Layout records:
"""

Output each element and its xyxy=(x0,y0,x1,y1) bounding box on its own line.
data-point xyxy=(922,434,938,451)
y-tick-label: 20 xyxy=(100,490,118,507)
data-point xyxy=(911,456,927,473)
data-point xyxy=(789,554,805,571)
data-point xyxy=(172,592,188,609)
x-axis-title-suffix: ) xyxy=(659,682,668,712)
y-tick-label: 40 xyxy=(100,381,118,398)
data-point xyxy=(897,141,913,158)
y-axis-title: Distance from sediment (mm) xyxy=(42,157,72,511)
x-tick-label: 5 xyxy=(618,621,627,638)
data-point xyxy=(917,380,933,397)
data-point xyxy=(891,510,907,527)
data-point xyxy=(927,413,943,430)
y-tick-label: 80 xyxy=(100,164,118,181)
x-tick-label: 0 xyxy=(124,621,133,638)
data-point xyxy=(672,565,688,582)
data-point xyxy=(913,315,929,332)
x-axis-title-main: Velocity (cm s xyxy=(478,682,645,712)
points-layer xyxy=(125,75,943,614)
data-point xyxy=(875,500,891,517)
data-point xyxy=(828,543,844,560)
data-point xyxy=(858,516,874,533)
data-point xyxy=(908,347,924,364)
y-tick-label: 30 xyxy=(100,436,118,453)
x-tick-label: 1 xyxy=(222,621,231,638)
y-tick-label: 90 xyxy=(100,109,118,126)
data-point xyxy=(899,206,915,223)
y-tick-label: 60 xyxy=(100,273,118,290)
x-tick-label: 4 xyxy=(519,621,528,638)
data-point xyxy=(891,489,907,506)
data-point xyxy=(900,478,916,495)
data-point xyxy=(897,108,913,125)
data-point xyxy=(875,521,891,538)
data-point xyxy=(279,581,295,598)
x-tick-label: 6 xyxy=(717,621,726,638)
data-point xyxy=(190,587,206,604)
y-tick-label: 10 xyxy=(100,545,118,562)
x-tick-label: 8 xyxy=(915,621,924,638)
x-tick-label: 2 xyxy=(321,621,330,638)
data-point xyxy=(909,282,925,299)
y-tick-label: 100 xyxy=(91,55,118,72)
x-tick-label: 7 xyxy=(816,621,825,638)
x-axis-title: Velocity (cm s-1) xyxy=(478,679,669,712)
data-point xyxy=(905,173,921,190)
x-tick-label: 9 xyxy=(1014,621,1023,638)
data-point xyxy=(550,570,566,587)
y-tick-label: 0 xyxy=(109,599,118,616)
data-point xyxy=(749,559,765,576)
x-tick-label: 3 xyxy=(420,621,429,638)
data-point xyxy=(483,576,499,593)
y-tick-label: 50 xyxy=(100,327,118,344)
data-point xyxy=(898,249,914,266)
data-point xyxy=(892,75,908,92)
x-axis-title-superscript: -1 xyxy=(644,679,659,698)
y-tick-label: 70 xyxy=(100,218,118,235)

"""

Problem details: Could you reproduce every line of the material above, character for character, with nothing changed?

Expected answer:
Output each element and its xyxy=(x0,y0,x1,y1) bounding box on its own line.
data-point xyxy=(922,434,938,451)
y-tick-label: 20 xyxy=(100,490,118,507)
data-point xyxy=(911,456,927,473)
data-point xyxy=(789,554,805,571)
data-point xyxy=(172,592,188,609)
x-axis-title-suffix: ) xyxy=(659,682,668,712)
y-tick-label: 40 xyxy=(100,381,118,398)
data-point xyxy=(897,141,913,158)
y-axis-title: Distance from sediment (mm) xyxy=(42,157,72,511)
x-tick-label: 5 xyxy=(618,621,627,638)
data-point xyxy=(917,380,933,397)
data-point xyxy=(891,510,907,527)
data-point xyxy=(927,413,943,430)
y-tick-label: 80 xyxy=(100,164,118,181)
x-tick-label: 0 xyxy=(124,621,133,638)
data-point xyxy=(672,565,688,582)
data-point xyxy=(913,315,929,332)
x-axis-title-main: Velocity (cm s xyxy=(478,682,645,712)
points-layer xyxy=(125,75,943,614)
data-point xyxy=(875,500,891,517)
data-point xyxy=(828,543,844,560)
data-point xyxy=(858,516,874,533)
data-point xyxy=(908,347,924,364)
y-tick-label: 30 xyxy=(100,436,118,453)
x-tick-label: 1 xyxy=(222,621,231,638)
y-tick-label: 90 xyxy=(100,109,118,126)
data-point xyxy=(899,206,915,223)
y-tick-label: 60 xyxy=(100,273,118,290)
x-tick-label: 4 xyxy=(519,621,528,638)
data-point xyxy=(891,489,907,506)
data-point xyxy=(900,478,916,495)
data-point xyxy=(897,108,913,125)
data-point xyxy=(875,521,891,538)
data-point xyxy=(279,581,295,598)
x-tick-label: 6 xyxy=(717,621,726,638)
data-point xyxy=(190,587,206,604)
y-tick-label: 10 xyxy=(100,545,118,562)
x-tick-label: 8 xyxy=(915,621,924,638)
x-tick-label: 2 xyxy=(321,621,330,638)
data-point xyxy=(909,282,925,299)
y-tick-label: 100 xyxy=(91,55,118,72)
x-tick-label: 7 xyxy=(816,621,825,638)
x-axis-title: Velocity (cm s-1) xyxy=(478,679,669,712)
data-point xyxy=(905,173,921,190)
x-tick-label: 9 xyxy=(1014,621,1023,638)
data-point xyxy=(550,570,566,587)
y-tick-label: 0 xyxy=(109,599,118,616)
data-point xyxy=(749,559,765,576)
x-tick-label: 3 xyxy=(420,621,429,638)
data-point xyxy=(483,576,499,593)
y-tick-label: 50 xyxy=(100,327,118,344)
data-point xyxy=(898,249,914,266)
data-point xyxy=(892,75,908,92)
x-axis-title-superscript: -1 xyxy=(644,679,659,698)
y-tick-label: 70 xyxy=(100,218,118,235)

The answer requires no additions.